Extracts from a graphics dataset
++++++++++

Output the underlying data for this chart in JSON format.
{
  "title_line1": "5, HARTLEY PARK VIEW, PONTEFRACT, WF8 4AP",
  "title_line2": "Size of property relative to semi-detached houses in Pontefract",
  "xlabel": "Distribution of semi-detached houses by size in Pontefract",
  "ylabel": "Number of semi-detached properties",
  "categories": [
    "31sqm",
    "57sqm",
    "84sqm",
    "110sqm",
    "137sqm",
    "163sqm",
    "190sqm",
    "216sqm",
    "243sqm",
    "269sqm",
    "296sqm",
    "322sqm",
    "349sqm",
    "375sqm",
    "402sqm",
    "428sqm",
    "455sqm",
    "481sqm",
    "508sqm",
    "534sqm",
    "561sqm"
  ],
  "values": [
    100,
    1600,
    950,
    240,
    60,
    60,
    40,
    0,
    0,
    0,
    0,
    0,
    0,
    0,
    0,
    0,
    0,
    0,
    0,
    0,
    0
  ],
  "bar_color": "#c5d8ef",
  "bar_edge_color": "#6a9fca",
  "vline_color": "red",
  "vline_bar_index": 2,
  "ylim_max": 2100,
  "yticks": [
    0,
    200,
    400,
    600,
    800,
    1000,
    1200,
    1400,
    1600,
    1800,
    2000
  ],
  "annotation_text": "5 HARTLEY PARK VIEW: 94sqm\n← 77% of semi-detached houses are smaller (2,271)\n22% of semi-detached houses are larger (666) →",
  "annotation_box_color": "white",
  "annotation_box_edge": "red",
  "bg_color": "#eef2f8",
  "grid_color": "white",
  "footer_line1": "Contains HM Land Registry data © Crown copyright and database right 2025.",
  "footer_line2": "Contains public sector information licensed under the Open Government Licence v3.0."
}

++++++++++

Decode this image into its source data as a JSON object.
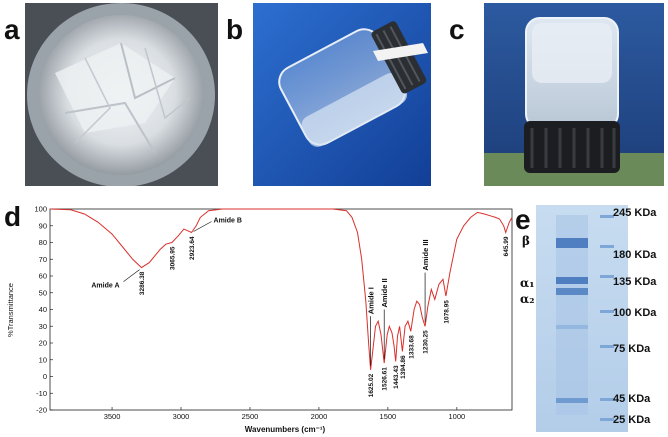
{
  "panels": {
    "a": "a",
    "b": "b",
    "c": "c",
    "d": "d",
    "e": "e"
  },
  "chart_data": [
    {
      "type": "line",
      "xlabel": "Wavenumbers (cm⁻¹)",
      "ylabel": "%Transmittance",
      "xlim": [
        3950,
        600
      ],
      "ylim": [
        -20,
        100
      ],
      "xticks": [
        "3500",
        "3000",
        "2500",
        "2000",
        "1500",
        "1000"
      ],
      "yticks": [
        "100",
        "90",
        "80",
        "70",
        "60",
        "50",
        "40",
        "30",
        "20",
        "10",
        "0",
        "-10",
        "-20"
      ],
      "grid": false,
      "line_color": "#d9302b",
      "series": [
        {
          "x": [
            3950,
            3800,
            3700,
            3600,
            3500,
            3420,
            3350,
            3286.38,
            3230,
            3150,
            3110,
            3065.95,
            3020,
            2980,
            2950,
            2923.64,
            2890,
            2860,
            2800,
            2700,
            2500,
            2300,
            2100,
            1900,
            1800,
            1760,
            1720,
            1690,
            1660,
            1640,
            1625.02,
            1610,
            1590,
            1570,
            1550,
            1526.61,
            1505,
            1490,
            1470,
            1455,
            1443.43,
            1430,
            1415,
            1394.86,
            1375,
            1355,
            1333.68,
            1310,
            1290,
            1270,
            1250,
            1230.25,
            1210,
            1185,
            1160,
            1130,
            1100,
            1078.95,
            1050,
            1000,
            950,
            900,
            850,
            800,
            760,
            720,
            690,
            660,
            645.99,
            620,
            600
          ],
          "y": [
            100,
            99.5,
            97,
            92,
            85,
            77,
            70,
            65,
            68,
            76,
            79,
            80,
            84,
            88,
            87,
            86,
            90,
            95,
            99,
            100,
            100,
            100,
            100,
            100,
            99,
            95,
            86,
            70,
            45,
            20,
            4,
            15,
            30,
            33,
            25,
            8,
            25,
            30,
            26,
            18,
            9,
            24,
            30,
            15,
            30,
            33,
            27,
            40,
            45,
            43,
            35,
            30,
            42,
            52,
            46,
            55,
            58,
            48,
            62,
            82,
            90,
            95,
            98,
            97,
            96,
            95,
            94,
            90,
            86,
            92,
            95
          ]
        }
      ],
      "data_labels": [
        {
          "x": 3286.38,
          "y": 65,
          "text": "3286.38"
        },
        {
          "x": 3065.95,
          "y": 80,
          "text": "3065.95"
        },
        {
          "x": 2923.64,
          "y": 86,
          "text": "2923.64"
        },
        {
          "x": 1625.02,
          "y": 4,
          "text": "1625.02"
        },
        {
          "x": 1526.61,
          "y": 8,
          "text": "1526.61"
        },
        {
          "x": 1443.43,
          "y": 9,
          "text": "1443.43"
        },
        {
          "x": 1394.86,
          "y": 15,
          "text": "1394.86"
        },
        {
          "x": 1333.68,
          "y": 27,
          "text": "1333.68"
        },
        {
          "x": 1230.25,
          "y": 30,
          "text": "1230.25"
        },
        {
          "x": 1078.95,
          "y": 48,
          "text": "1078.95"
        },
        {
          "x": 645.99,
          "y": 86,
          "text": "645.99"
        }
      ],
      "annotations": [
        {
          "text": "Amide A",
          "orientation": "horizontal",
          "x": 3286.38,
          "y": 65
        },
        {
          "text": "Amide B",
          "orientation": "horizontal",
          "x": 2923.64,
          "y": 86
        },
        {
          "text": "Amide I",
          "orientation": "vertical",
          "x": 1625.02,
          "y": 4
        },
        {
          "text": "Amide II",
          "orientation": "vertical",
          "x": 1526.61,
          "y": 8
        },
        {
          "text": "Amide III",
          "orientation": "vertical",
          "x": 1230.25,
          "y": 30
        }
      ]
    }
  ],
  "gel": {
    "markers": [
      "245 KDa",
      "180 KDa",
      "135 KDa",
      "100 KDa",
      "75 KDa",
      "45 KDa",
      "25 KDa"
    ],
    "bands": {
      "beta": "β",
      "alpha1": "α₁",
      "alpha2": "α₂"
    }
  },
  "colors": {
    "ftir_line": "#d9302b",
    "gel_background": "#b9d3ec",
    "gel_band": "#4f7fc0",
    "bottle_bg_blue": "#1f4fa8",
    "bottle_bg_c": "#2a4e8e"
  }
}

++++++++++

What this task involves
State only the count of lines above that hold the string "ylabel".

Answer
2